_Aim of the exercise_
From the records below, pull out every line that contains the string "footer". Case counts.

_Task material_
START

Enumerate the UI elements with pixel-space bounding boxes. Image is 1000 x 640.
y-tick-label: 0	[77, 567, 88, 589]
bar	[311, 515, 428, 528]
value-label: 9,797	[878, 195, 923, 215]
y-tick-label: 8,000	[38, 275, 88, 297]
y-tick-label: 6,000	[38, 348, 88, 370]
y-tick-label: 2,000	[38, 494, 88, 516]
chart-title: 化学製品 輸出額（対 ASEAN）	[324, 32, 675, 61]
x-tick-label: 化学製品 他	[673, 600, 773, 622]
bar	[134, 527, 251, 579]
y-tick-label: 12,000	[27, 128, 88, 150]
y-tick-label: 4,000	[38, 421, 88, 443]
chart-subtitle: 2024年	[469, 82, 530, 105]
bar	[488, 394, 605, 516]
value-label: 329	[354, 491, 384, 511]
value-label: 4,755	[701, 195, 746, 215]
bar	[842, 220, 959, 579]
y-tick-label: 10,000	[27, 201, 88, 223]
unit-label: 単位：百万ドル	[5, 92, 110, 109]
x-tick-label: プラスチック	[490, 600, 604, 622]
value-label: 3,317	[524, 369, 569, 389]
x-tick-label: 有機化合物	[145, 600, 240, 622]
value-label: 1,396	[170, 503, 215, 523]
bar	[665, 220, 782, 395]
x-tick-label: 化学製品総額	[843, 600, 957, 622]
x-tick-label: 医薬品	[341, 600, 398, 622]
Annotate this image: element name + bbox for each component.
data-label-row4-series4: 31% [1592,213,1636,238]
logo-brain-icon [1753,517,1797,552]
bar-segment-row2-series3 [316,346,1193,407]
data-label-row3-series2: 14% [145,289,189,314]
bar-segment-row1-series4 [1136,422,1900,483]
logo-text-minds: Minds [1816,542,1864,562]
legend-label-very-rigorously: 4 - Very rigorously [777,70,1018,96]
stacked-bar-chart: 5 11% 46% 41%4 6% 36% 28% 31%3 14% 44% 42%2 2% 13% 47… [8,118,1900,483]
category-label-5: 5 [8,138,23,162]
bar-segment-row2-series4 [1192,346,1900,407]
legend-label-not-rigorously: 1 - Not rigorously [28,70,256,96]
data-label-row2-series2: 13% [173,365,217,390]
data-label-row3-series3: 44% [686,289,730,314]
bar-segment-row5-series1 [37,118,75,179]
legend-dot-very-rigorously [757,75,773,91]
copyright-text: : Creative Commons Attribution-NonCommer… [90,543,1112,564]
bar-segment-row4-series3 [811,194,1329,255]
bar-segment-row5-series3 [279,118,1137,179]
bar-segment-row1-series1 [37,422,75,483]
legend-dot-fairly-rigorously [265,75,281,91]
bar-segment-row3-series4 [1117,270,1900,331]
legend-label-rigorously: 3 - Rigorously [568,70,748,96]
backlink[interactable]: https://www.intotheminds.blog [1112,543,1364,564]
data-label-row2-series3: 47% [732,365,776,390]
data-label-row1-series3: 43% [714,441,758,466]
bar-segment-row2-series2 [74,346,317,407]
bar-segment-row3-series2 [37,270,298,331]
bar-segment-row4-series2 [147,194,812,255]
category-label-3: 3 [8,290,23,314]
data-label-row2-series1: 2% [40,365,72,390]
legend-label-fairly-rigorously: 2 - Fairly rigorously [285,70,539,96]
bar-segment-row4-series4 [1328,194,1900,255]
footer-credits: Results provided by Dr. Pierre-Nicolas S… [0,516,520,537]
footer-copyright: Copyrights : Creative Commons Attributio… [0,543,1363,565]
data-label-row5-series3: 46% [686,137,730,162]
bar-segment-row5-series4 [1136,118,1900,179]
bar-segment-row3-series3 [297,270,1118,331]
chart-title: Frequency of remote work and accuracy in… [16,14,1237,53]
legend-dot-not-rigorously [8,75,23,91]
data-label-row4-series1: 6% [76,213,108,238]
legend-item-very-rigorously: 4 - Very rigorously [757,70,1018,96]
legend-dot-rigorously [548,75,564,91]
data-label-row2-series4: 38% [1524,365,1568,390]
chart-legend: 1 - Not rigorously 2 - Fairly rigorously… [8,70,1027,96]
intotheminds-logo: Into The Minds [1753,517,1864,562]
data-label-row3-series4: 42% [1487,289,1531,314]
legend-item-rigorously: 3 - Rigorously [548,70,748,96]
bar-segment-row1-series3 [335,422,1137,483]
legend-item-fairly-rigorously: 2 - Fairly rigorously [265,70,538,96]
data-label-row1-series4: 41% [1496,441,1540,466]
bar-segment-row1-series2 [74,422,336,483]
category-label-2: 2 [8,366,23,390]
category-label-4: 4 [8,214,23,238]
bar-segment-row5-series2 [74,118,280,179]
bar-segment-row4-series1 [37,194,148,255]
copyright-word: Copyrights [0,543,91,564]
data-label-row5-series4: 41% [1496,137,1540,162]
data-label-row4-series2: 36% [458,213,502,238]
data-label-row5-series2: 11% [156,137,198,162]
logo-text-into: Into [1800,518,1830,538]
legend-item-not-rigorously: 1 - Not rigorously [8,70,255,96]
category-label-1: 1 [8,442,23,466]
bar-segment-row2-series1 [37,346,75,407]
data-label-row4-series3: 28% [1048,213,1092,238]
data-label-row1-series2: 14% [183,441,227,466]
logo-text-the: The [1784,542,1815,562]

END
START

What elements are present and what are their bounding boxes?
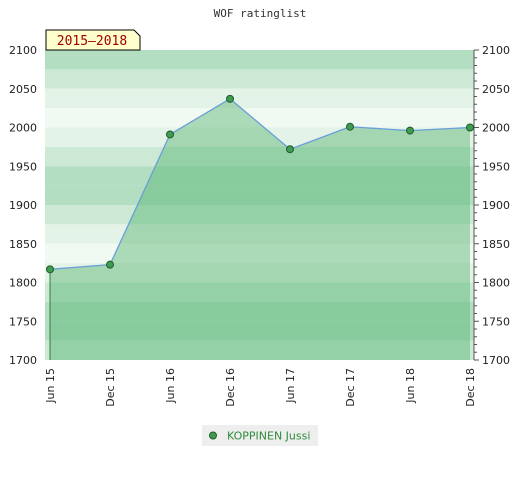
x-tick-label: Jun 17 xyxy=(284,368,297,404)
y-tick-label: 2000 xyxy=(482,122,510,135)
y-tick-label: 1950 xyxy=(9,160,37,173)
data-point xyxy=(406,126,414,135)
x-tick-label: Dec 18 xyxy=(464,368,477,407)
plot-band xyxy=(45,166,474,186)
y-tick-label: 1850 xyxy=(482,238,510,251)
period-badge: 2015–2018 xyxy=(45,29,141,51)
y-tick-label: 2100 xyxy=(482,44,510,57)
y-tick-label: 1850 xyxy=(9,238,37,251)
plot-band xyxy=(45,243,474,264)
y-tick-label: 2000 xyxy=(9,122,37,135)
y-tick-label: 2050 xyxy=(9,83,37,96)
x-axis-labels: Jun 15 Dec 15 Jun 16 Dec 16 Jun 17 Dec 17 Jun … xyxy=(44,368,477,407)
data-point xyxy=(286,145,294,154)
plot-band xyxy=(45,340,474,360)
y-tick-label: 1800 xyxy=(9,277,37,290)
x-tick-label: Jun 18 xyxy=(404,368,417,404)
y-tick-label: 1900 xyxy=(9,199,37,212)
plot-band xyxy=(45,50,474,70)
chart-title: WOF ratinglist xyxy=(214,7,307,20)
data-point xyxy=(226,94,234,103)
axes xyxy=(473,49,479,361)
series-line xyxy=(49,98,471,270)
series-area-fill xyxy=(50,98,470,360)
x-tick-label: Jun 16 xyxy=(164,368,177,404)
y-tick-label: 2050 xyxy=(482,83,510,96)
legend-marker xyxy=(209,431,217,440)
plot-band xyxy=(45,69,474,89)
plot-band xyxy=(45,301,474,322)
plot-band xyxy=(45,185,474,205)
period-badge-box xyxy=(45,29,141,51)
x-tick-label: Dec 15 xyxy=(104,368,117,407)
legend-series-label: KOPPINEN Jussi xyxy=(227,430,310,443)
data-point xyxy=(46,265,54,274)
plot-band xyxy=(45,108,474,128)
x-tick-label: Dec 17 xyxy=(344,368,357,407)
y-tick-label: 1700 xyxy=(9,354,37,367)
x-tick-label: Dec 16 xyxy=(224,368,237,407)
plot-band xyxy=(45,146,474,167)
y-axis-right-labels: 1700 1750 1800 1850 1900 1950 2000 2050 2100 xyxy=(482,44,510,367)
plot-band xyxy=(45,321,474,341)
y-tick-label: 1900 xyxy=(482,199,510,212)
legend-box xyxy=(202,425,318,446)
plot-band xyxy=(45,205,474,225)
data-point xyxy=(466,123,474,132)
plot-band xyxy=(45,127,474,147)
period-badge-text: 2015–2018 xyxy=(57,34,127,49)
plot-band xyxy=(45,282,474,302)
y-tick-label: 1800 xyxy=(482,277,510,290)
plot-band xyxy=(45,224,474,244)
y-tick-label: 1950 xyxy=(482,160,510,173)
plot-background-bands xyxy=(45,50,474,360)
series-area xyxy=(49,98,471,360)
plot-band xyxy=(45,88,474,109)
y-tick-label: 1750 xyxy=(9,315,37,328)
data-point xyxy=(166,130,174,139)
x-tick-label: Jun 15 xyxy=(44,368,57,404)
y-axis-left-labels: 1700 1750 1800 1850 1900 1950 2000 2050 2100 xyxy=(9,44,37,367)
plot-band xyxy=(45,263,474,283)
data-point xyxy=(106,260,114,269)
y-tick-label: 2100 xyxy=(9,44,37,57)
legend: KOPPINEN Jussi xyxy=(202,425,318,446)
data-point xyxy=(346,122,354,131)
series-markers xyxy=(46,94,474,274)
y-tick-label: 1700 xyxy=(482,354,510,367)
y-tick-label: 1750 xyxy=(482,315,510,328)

END
START

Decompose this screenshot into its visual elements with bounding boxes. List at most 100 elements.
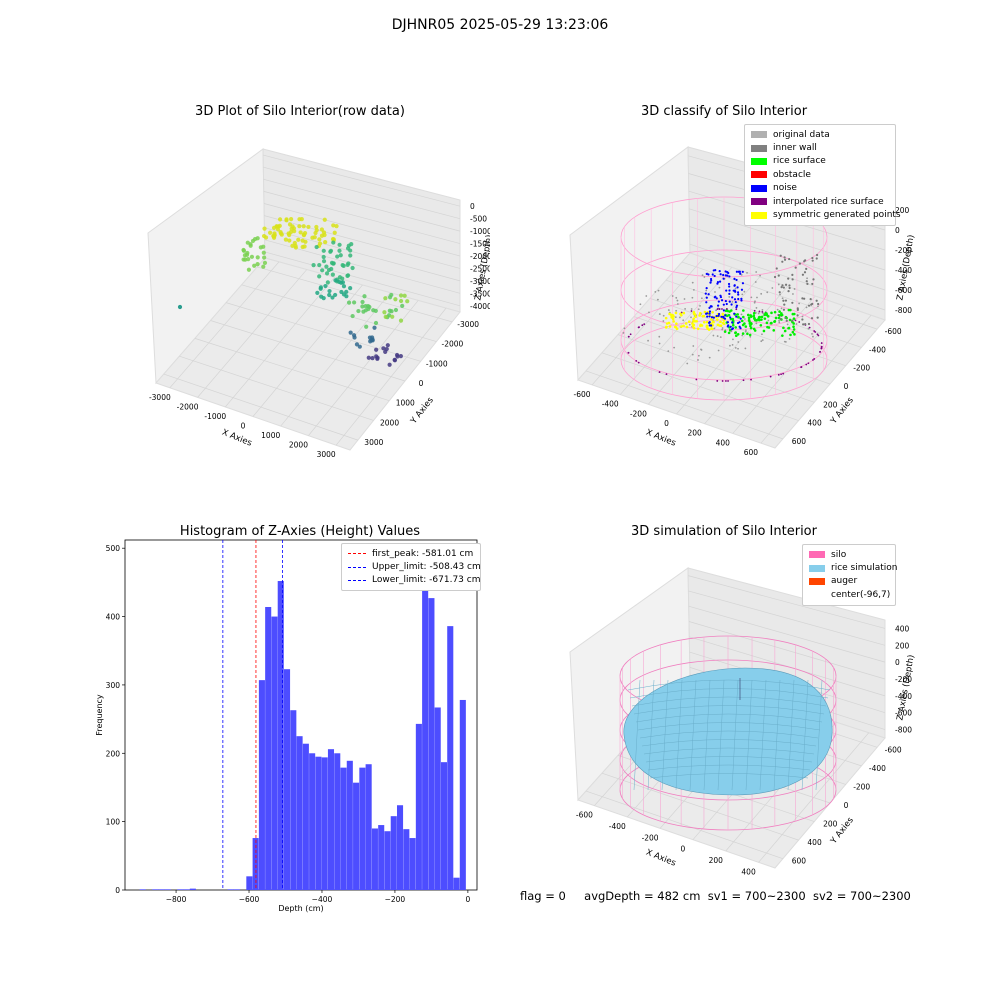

END

_Result below_
footer-credits: Results provided by Dr. Pierre-Nicolas S… [0,516,520,537]
footer-copyright: Copyrights : Creative Commons Attributio… [0,543,1363,565]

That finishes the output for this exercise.